REQUIRED WORK:
List all lines of the data containing the word "have".
** Start DATA SHOWN **
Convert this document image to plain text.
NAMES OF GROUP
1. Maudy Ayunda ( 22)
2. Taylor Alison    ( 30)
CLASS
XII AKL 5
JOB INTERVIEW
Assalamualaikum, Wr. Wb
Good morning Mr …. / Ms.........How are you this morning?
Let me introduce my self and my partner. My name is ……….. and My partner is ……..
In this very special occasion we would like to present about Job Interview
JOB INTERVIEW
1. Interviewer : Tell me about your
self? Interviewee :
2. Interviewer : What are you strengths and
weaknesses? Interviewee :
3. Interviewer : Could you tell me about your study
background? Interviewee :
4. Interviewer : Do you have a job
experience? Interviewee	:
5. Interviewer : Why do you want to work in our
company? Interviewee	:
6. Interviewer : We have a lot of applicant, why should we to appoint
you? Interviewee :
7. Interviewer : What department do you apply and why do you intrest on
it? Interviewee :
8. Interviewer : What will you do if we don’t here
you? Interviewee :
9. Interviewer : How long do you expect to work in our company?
** End DATA SHOWN **
** Start DATA SHOWN **
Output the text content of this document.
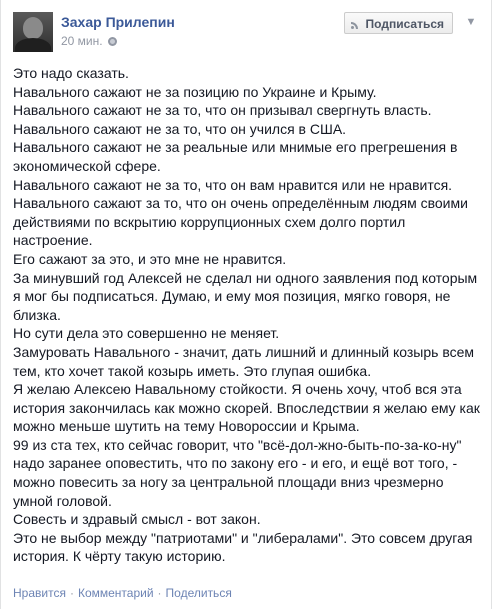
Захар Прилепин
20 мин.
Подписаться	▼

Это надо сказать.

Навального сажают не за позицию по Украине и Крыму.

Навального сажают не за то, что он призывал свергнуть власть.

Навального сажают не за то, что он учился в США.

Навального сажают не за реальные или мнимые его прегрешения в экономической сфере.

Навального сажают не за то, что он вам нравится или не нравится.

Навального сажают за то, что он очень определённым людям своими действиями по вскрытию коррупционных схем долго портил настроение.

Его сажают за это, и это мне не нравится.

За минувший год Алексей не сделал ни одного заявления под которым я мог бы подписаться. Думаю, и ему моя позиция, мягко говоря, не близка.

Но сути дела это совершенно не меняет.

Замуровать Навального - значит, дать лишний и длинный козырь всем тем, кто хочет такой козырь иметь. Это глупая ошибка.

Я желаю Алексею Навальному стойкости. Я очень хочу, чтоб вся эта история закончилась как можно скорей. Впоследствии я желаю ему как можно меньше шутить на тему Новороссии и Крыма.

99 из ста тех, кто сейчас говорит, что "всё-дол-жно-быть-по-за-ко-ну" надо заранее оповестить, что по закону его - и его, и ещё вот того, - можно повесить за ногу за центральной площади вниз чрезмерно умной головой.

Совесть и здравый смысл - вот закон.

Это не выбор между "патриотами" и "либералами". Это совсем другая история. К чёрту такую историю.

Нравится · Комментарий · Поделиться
** End DATA SHOWN **
** Start DATA SHOWN **
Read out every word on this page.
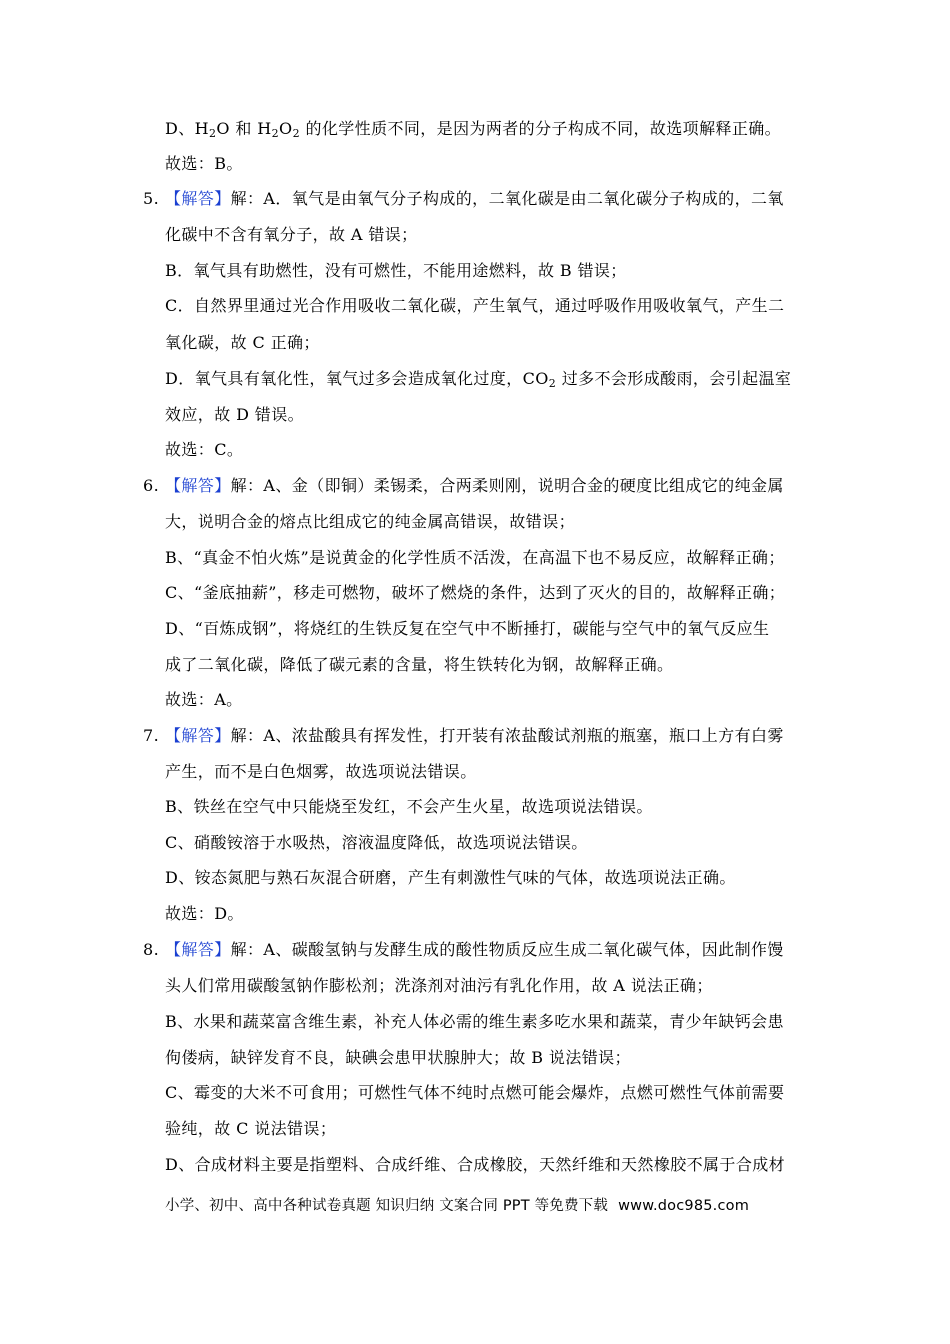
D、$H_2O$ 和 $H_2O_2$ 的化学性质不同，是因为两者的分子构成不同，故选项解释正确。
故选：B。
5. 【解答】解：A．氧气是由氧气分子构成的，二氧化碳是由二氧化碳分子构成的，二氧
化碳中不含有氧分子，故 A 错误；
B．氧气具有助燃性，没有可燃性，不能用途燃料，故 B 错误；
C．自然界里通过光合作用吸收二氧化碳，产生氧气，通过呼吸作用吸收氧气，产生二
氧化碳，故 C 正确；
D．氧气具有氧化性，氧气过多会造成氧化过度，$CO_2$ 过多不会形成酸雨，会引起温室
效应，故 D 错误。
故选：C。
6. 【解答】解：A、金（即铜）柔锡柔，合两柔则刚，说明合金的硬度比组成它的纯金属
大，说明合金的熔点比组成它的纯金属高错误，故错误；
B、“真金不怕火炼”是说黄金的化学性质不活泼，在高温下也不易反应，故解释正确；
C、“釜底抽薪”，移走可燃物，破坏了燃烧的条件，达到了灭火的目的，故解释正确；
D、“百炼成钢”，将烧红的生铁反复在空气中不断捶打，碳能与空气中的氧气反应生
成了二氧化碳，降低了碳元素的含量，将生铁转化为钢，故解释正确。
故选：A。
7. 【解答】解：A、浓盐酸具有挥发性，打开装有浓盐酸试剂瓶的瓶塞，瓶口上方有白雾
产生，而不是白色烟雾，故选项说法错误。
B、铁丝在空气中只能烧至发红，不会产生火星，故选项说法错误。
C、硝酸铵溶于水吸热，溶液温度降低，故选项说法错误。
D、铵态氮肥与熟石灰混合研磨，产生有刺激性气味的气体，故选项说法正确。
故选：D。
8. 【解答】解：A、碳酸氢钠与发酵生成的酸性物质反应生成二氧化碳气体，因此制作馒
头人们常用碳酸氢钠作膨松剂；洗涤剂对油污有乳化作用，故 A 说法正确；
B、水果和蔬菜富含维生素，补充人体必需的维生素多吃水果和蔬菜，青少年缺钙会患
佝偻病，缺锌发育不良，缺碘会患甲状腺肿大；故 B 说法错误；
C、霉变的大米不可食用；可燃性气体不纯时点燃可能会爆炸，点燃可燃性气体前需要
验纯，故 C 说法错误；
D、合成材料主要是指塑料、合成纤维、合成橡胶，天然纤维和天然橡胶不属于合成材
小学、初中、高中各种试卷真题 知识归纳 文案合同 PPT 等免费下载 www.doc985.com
** End DATA SHOWN **
EXPECTED OUTPUT:
4. Interviewer : Do you have a job
6. Interviewer : We have a lot of applicant, why should we to appoint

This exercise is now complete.